__WHAT YOU HAVE TO DO__: Nothing in the records may be left out or altered; reproduce them all exactly.
___ SUPPLIED ENTRIES ___
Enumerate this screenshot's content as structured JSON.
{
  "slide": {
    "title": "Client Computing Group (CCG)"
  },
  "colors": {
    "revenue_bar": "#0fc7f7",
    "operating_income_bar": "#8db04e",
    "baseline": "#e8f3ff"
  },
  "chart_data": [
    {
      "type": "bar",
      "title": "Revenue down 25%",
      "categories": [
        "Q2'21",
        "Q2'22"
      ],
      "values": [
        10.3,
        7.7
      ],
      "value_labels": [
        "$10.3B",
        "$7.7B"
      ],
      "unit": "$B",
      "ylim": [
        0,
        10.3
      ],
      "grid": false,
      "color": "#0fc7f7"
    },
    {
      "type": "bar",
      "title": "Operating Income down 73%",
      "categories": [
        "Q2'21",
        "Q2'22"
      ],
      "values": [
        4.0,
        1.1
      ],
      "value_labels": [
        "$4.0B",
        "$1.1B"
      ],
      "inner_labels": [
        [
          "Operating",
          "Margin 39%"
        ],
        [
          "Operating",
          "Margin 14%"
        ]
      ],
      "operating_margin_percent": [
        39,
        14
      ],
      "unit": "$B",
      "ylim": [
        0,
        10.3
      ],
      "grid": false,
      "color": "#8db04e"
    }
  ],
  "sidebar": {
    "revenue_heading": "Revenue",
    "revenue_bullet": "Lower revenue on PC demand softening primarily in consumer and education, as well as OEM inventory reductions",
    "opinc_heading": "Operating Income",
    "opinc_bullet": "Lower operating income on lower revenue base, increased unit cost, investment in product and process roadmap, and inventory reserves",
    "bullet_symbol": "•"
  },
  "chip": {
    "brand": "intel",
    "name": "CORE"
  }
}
___
__THE ANSWER__:
Enumerate this screenshot's content as structured JSON.
{
  "slide": {
    "title": "Client Computing Group (CCG)"
  },
  "colors": {
    "revenue_bar": "#0fc7f7",
    "operating_income_bar": "#8db04e",
    "baseline": "#e8f3ff"
  },
  "chart_data": [
    {
      "type": "bar",
      "title": "Revenue down 25%",
      "categories": [
        "Q2'21",
        "Q2'22"
      ],
      "values": [
        10.3,
        7.7
      ],
      "value_labels": [
        "$10.3B",
        "$7.7B"
      ],
      "unit": "$B",
      "ylim": [
        0,
        10.3
      ],
      "grid": false,
      "color": "#0fc7f7"
    },
    {
      "type": "bar",
      "title": "Operating Income down 73%",
      "categories": [
        "Q2'21",
        "Q2'22"
      ],
      "values": [
        4.0,
        1.1
      ],
      "value_labels": [
        "$4.0B",
        "$1.1B"
      ],
      "inner_labels": [
        [
          "Operating",
          "Margin 39%"
        ],
        [
          "Operating",
          "Margin 14%"
        ]
      ],
      "operating_margin_percent": [
        39,
        14
      ],
      "unit": "$B",
      "ylim": [
        0,
        10.3
      ],
      "grid": false,
      "color": "#8db04e"
    }
  ],
  "sidebar": {
    "revenue_heading": "Revenue",
    "revenue_bullet": "Lower revenue on PC demand softening primarily in consumer and education, as well as OEM inventory reductions",
    "opinc_heading": "Operating Income",
    "opinc_bullet": "Lower operating income on lower revenue base, increased unit cost, investment in product and process roadmap, and inventory reserves",
    "bullet_symbol": "•"
  },
  "chip": {
    "brand": "intel",
    "name": "CORE"
  }
}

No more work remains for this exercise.